» Exercise description
Print the data below verbatim, line for line, leaving out the pictures.

» Supplied material
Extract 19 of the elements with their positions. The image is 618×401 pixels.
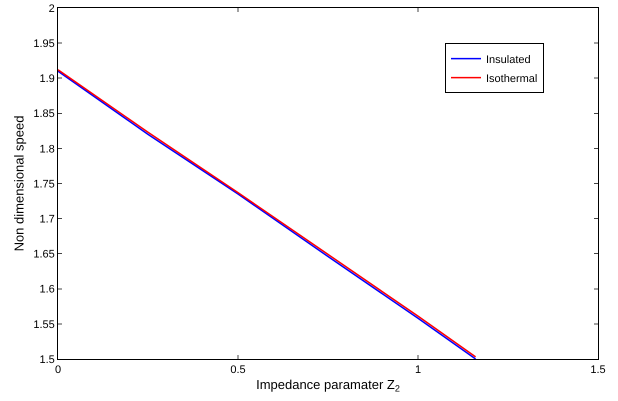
y-axis-title: Non dimensional speed <box>11 116 26 252</box>
y-tick-label: 1.7 <box>40 213 55 226</box>
x-tick-label: 1 <box>414 364 422 376</box>
x-tick-label: 0 <box>54 364 62 376</box>
x-axis-title: Impedance paramater Z$_{2}$ <box>256 376 400 394</box>
y-tick-label: 1.5 <box>40 354 55 366</box>
y-tick-label: 1.6 <box>40 284 55 296</box>
y-tick-label: 1.95 <box>33 38 55 50</box>
y-tick-label: 1.9 <box>40 73 55 86</box>
y-tick-label: 1.55 <box>33 318 55 331</box>
legend-label: Isothermal <box>486 72 538 85</box>
y-tick-label: 2 <box>48 2 55 15</box>
y-tick-label: 1.85 <box>33 108 55 120</box>
y-tick-label: 1.8 <box>40 143 55 156</box>
x-tick-label: 1.5 <box>590 364 606 376</box>
x-tick-label: 0.5 <box>230 364 246 376</box>
y-tick-label: 1.65 <box>33 248 55 261</box>
legend-label: Insulated <box>486 54 531 66</box>
y-tick-label: 1.75 <box>33 178 55 190</box>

» Output below
Extract 19 of the elements with their positions. The image is 618×401 pixels.
y-axis-title: Non dimensional speed <box>11 116 26 252</box>
y-tick-label: 1.7 <box>40 213 55 226</box>
x-tick-label: 1 <box>414 364 422 376</box>
x-tick-label: 0 <box>54 364 62 376</box>
x-axis-title: Impedance paramater Z$_{2}$ <box>256 376 400 394</box>
y-tick-label: 1.5 <box>40 354 55 366</box>
y-tick-label: 1.6 <box>40 284 55 296</box>
y-tick-label: 1.95 <box>33 38 55 50</box>
y-tick-label: 1.9 <box>40 73 55 86</box>
y-tick-label: 1.55 <box>33 318 55 331</box>
legend-label: Isothermal <box>486 72 538 85</box>
y-tick-label: 2 <box>48 2 55 15</box>
y-tick-label: 1.85 <box>33 108 55 120</box>
y-tick-label: 1.8 <box>40 143 55 156</box>
x-tick-label: 1.5 <box>590 364 606 376</box>
x-tick-label: 0.5 <box>230 364 246 376</box>
y-tick-label: 1.65 <box>33 248 55 261</box>
legend-label: Insulated <box>486 54 531 66</box>
y-tick-label: 1.75 <box>33 178 55 190</box>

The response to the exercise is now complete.